____ Information shown

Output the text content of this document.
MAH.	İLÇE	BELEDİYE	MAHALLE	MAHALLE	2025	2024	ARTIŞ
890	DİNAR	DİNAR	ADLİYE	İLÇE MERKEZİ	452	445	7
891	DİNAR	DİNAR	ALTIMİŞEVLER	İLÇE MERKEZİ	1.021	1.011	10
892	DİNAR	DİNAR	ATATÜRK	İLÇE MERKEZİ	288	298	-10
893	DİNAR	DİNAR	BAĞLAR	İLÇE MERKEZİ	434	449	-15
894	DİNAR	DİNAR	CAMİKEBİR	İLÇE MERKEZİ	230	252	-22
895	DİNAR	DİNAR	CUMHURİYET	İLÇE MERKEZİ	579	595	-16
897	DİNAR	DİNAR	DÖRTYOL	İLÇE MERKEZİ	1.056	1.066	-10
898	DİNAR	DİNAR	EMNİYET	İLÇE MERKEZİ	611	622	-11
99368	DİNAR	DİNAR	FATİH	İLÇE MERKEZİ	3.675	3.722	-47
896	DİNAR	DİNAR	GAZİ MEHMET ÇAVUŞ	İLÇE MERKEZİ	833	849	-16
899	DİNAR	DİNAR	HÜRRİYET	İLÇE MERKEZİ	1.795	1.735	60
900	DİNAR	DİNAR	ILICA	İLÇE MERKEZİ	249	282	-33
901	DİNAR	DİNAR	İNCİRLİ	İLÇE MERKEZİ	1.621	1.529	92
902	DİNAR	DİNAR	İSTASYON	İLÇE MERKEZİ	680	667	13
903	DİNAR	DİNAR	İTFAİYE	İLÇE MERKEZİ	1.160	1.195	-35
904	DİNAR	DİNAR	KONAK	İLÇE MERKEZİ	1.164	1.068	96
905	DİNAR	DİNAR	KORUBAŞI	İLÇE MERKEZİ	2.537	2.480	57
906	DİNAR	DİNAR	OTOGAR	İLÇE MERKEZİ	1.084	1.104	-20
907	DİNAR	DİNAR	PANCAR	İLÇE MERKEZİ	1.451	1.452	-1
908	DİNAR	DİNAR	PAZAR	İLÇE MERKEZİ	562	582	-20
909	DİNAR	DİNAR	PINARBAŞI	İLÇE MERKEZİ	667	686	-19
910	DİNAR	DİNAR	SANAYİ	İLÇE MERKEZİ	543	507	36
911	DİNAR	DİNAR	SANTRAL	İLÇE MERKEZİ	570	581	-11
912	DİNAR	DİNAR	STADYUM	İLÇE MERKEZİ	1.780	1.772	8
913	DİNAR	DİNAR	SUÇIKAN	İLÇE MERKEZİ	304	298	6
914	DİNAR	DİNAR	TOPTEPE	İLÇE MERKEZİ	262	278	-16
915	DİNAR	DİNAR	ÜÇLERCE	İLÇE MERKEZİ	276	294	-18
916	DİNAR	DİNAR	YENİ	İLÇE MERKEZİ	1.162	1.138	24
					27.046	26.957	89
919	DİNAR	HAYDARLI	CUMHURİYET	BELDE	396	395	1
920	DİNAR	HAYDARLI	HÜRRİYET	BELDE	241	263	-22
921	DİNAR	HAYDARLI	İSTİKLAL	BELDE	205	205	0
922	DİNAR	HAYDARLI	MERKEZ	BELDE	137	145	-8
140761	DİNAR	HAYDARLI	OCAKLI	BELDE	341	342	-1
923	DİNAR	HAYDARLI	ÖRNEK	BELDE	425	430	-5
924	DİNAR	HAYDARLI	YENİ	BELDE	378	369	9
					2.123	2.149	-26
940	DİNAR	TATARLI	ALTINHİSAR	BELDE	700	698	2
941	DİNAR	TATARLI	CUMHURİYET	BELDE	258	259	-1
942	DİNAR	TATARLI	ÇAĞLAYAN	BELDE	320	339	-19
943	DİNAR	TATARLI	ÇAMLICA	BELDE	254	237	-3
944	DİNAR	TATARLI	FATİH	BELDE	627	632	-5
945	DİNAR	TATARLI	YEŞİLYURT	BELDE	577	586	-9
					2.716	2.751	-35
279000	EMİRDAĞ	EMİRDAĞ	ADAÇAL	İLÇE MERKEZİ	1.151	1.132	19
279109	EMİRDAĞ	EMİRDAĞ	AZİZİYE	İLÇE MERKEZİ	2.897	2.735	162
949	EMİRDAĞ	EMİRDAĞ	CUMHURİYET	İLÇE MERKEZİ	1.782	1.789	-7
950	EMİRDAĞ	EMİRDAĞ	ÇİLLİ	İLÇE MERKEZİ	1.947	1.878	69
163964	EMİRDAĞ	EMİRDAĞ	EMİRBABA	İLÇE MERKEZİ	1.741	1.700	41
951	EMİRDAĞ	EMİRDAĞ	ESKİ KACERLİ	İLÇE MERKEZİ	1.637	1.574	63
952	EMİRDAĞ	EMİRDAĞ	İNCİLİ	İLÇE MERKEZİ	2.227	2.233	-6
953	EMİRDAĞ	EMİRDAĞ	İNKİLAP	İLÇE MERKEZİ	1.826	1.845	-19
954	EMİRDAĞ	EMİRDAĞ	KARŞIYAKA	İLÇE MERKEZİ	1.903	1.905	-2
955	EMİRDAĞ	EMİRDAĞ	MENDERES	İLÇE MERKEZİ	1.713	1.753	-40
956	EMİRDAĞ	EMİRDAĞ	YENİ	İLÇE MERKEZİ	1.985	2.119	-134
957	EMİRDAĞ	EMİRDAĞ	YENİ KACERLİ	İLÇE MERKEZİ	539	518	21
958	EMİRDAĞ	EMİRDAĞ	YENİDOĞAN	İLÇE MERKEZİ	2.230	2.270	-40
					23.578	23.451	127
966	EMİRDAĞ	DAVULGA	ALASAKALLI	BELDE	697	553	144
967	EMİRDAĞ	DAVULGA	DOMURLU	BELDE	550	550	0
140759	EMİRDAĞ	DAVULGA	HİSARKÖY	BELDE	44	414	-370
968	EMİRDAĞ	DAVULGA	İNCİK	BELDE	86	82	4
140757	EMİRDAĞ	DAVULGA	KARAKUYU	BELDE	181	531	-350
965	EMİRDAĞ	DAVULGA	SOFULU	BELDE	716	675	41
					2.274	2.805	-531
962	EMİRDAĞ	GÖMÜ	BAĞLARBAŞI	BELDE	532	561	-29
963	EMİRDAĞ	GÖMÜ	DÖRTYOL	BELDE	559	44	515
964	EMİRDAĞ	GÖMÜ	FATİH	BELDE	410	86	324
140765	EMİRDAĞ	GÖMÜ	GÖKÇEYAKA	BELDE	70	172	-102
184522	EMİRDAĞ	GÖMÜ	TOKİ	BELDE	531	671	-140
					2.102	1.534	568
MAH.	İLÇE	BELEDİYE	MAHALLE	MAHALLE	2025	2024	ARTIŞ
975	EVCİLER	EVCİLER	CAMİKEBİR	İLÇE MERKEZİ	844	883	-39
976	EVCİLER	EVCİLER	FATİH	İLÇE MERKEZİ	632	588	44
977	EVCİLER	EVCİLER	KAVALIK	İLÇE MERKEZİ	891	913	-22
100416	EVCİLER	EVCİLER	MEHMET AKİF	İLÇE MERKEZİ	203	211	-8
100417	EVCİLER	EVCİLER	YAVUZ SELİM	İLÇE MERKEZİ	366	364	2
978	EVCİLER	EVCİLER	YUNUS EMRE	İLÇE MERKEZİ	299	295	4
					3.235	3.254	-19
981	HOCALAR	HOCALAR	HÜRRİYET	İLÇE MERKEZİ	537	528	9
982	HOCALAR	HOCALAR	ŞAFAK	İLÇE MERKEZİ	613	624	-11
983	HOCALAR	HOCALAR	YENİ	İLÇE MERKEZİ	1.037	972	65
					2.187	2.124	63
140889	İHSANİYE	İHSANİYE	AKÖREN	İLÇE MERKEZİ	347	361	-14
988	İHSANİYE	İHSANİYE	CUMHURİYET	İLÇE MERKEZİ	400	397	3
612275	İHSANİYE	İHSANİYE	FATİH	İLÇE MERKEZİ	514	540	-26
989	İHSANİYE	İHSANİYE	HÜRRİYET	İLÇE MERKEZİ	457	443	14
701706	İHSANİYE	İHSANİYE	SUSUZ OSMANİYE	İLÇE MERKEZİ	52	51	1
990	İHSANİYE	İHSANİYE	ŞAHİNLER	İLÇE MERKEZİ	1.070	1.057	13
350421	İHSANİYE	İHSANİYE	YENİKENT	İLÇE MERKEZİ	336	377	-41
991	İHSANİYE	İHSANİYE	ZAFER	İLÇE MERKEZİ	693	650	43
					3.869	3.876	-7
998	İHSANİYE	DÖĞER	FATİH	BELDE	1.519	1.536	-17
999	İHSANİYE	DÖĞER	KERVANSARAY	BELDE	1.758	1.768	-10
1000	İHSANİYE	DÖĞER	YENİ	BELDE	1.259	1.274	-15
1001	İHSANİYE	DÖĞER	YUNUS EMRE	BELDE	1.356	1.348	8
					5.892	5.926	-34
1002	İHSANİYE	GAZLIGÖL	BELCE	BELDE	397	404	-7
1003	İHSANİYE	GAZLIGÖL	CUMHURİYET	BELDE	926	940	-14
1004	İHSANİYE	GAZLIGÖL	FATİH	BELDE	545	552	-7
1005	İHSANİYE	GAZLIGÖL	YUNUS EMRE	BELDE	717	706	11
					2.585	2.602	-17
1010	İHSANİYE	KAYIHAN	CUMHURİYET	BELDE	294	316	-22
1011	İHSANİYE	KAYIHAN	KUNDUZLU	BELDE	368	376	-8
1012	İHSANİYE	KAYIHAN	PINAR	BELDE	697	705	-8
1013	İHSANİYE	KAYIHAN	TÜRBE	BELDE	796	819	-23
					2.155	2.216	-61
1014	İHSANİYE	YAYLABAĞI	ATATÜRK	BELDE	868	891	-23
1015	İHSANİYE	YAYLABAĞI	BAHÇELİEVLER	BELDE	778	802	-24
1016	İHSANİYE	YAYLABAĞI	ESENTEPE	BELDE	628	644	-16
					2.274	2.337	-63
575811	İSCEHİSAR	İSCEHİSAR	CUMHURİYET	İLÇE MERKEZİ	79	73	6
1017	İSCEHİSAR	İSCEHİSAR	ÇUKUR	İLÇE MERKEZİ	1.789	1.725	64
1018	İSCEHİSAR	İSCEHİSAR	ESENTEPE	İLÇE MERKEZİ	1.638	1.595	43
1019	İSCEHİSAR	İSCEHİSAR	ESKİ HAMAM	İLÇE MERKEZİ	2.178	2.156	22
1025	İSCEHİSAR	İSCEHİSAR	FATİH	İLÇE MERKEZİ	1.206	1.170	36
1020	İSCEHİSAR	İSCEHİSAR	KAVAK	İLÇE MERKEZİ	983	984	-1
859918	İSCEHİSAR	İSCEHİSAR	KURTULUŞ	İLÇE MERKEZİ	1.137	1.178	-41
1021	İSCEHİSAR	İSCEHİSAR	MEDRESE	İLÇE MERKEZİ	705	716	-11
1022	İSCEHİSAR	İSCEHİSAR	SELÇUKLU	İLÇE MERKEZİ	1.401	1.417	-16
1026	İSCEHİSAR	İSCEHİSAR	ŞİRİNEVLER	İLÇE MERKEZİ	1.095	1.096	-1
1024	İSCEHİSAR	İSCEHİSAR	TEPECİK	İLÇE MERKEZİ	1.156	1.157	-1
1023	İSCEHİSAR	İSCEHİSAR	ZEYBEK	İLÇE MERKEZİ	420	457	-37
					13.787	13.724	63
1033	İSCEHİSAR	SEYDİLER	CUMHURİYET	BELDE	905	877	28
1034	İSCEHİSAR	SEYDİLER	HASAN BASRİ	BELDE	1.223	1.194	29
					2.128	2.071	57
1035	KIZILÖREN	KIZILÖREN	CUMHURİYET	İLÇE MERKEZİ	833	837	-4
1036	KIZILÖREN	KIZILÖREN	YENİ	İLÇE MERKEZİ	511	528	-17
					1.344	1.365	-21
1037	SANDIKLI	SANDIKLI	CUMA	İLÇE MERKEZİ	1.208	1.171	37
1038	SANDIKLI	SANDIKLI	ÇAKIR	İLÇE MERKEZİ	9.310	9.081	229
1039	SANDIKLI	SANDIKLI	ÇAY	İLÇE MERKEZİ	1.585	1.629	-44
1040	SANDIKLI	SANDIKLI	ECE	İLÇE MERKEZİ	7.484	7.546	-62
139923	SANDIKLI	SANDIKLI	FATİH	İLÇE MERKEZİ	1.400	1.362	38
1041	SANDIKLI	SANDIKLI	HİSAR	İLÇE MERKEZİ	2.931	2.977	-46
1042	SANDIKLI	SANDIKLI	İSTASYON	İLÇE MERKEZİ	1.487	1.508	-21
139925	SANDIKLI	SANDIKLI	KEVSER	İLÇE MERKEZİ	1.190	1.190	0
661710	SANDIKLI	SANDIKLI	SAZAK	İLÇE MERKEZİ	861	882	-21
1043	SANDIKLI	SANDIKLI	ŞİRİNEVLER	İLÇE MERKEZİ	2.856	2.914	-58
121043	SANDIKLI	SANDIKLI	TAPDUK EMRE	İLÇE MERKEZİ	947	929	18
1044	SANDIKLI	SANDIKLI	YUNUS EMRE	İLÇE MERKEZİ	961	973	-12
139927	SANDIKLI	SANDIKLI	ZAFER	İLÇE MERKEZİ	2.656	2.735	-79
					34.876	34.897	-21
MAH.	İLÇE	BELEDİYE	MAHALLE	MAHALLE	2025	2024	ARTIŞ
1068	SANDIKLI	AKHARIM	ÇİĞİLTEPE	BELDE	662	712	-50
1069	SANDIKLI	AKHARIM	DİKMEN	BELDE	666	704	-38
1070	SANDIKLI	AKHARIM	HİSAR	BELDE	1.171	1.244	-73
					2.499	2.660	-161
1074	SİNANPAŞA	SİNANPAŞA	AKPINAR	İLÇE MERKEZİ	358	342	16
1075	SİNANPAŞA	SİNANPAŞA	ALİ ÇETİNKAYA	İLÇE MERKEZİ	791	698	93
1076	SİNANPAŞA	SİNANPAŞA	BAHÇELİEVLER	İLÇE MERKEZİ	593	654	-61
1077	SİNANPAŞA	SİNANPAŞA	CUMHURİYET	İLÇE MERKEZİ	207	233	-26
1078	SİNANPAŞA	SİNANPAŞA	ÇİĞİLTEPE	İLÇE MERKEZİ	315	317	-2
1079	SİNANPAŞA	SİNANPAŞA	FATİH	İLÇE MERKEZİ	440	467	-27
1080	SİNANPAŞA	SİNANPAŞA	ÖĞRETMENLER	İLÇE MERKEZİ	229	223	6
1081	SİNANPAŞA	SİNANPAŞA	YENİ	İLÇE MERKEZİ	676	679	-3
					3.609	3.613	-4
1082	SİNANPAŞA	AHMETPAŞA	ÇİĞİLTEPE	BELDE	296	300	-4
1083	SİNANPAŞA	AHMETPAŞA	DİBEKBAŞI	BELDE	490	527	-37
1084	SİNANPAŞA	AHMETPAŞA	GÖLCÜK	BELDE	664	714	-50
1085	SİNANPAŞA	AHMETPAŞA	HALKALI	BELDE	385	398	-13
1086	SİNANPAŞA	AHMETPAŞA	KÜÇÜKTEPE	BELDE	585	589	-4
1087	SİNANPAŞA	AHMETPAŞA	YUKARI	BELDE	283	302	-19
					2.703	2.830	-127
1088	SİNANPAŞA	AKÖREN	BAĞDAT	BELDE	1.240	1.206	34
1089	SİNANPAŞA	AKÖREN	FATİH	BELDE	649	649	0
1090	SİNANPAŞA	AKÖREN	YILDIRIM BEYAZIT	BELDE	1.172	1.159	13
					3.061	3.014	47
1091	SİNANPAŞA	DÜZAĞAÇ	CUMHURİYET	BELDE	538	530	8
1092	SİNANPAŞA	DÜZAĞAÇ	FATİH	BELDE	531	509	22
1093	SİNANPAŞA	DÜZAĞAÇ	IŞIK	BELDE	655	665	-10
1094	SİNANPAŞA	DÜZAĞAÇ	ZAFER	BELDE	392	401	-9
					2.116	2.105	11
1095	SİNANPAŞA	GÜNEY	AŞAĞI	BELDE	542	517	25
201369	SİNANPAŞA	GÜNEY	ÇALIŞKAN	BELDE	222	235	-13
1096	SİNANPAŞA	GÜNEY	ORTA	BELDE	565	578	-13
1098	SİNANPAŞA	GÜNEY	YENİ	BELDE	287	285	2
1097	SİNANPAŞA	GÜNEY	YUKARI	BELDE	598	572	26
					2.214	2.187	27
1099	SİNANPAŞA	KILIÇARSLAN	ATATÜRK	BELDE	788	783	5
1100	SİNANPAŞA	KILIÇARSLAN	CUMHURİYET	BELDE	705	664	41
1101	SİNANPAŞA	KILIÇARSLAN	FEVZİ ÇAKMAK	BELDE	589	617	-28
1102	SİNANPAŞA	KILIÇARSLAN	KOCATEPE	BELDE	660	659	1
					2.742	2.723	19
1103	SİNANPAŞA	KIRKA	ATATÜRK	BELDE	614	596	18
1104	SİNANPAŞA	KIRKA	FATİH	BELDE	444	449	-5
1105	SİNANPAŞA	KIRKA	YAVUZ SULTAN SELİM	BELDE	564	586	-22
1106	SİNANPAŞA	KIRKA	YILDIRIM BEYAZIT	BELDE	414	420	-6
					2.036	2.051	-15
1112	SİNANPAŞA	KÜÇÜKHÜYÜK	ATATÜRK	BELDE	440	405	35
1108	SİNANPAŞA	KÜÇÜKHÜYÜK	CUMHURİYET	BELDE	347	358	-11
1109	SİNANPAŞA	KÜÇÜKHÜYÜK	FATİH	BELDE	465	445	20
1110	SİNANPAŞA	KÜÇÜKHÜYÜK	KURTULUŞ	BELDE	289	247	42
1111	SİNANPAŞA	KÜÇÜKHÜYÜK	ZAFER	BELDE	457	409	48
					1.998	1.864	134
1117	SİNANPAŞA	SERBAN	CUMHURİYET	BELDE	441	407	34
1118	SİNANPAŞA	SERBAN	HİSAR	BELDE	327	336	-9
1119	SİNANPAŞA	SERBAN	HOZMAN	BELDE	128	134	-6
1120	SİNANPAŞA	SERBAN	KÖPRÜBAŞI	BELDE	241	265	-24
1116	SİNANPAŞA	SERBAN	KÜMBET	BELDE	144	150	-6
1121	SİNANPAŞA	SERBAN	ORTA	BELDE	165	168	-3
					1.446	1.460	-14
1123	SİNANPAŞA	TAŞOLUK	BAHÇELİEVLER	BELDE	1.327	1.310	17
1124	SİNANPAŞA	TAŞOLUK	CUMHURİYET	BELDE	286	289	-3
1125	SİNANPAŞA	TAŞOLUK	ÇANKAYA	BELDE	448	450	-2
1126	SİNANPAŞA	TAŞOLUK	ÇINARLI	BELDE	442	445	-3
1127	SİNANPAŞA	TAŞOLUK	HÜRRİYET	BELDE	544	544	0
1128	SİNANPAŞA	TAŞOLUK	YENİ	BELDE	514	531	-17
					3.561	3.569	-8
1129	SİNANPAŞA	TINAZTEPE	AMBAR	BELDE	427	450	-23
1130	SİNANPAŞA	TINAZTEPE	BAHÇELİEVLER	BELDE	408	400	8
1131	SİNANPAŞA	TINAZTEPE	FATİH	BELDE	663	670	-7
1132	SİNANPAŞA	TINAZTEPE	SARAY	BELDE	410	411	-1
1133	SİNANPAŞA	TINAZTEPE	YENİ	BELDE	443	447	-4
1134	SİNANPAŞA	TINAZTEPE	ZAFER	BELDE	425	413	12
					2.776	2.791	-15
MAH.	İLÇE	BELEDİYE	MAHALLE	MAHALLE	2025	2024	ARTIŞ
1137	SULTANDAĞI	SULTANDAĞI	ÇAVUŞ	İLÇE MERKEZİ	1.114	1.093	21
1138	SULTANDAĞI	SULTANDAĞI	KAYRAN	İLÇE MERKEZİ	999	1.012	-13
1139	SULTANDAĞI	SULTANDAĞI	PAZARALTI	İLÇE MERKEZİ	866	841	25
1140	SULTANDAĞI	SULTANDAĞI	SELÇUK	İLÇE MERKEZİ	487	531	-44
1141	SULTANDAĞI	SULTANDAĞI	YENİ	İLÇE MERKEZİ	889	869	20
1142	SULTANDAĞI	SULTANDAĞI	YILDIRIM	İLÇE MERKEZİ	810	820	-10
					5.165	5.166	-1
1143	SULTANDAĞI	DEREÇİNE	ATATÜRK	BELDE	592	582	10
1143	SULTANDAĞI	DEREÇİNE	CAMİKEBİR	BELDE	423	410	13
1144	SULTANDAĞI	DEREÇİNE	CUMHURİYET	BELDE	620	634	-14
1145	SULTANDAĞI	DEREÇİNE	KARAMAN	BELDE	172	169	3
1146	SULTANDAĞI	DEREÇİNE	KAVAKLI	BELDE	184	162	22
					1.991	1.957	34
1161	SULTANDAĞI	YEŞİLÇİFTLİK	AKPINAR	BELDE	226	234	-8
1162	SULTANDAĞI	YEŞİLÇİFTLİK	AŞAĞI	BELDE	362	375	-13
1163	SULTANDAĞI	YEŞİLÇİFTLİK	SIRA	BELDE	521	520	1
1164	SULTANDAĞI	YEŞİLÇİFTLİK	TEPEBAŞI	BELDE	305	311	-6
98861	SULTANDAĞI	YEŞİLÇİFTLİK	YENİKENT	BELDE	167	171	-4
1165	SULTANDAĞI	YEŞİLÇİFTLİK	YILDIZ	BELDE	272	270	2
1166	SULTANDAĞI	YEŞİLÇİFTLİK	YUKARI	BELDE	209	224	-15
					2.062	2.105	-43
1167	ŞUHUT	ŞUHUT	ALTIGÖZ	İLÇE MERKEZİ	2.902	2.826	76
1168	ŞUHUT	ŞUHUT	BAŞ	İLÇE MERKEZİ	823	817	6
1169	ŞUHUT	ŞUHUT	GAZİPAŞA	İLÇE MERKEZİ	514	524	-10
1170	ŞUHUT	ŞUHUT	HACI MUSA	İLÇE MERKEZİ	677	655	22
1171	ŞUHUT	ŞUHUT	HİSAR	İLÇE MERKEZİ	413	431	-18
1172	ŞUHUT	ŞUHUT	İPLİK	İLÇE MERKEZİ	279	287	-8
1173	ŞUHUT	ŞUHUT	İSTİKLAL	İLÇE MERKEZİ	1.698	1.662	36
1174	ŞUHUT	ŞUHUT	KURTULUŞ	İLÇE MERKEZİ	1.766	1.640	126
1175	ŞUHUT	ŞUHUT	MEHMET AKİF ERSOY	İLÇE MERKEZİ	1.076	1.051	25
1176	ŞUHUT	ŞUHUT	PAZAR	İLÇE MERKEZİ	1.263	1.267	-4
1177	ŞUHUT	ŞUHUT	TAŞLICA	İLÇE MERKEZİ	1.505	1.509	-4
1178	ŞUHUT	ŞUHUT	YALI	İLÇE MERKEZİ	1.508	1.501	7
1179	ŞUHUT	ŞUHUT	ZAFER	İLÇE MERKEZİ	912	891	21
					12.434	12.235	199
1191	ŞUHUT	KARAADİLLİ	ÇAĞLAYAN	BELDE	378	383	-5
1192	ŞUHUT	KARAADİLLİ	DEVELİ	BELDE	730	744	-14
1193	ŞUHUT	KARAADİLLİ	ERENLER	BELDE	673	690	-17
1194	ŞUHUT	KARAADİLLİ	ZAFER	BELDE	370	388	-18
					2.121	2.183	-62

________

--- Task description ---
Exactly how many lines in the data above contain the word "TAŞOLUK"? Respond with the number and nothing more.

--- Task answer ---
6